DATASET EXTRACT:

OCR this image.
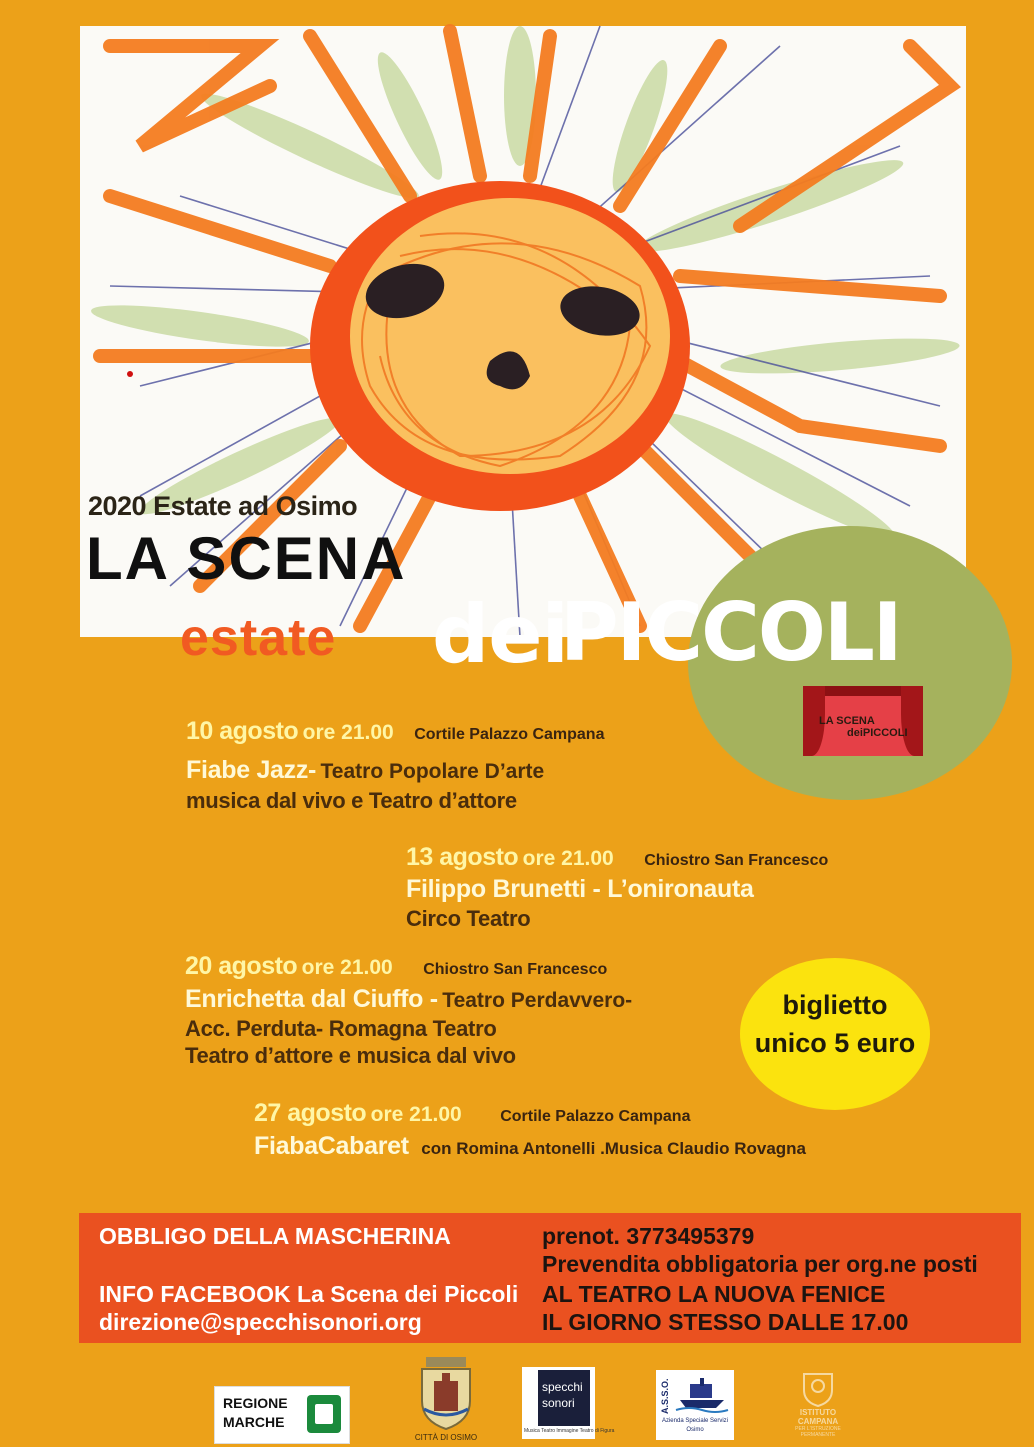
2020 Estate ad Osimo
LA SCENA
estate dei
PICCOLI
LA SCENA
deiPICCOLI
10 agosto ore 21.00 Cortile Palazzo Campana
Fiabe Jazz- Teatro Popolare D’arte
musica dal vivo e Teatro d’attore
13 agosto ore 21.00 Chiostro San Francesco
Filippo Brunetti - L’onironauta
Circo Teatro
20 agosto ore 21.00 Chiostro San Francesco
Enrichetta dal Ciuffo - Teatro Perdavvero-
Acc. Perduta- Romagna Teatro
Teatro d’attore e musica dal vivo
27 agosto ore 21.00 Cortile Palazzo Campana
FiabaCabaret con Romina Antonelli .Musica Claudio Rovagna
biglietto
unico 5 euro
OBBLIGO DELLA MASCHERINA
INFO FACEBOOK La Scena dei Piccoli
direzione@specchisonori.org
prenot. 3773495379
Prevendita obbligatoria per org.ne posti
AL TEATRO LA NUOVA FENICE
IL GIORNO STESSO DALLE 17.00
REGIONE
MARCHE
CITTÀ DI OSIMO
specchi
sonori
Musica Teatro Immagine Teatro di Figura
A.S.S.O.
Azienda Speciale Servizi
Osimo
ISTITUTO
CAMPANA
PER L'ISTRUZIONE
PERMANENTE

REQUEST:
Look through the data above. Each line containing the word "Palazzo" needs to be copied.

THE ANSWER:
10 agosto ore 21.00 Cortile Palazzo Campana
27 agosto ore 21.00 Cortile Palazzo Campana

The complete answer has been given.